From the entries below, pull out each line where "title" appears.

·····

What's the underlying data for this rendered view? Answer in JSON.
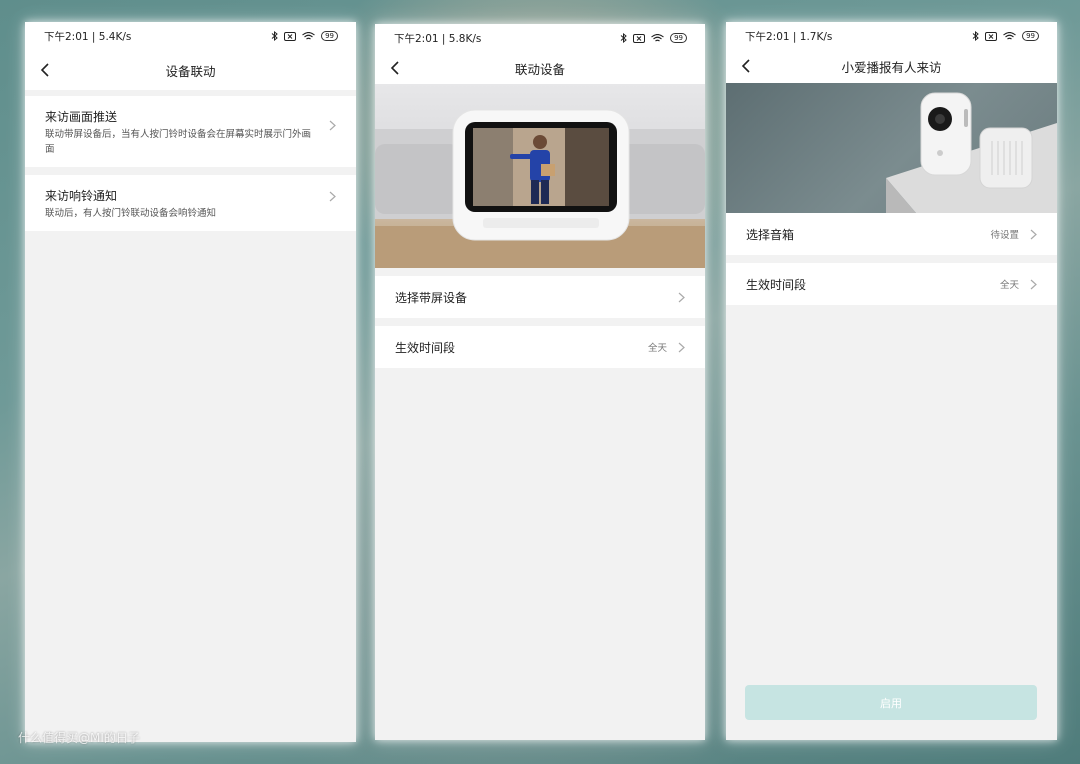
{
  "screens": [
    {
      "status": {
        "time": "下午2:01 | 5.4K/s",
        "battery": "99"
      },
      "title": "设备联动",
      "items": [
        {
          "title": "来访画面推送",
          "desc": "联动带屏设备后，当有人按门铃时设备会在屏幕实时展示门外画面"
        },
        {
          "title": "来访响铃通知",
          "desc": "联动后，有人按门铃联动设备会响铃通知"
        }
      ]
    },
    {
      "status": {
        "time": "下午2:01 | 5.8K/s",
        "battery": "99"
      },
      "title": "联动设备",
      "rows": [
        {
          "label": "选择带屏设备",
          "value": ""
        },
        {
          "label": "生效时间段",
          "value": "全天"
        }
      ]
    },
    {
      "status": {
        "time": "下午2:01 | 1.7K/s",
        "battery": "99"
      },
      "title": "小爱播报有人来访",
      "rows": [
        {
          "label": "选择音箱",
          "value": "待设置"
        },
        {
          "label": "生效时间段",
          "value": "全天"
        }
      ],
      "button": "启用"
    }
  ],
  "watermark": "什么值得买@MI的日子",
  "icons": [
    "back-arrow-icon",
    "chevron-right-icon",
    "bluetooth-icon",
    "sim-icon",
    "wifi-icon",
    "battery-icon"
  ],
  "colors": {
    "accent_button": "#c6e4e2",
    "page_bg": "#f2f2f2"
  }
}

·····

[Reply]:
      "title": "设备联动",
          "title": "来访画面推送",
          "title": "来访响铃通知",
      "title": "联动设备",
      "title": "小爱播报有人来访",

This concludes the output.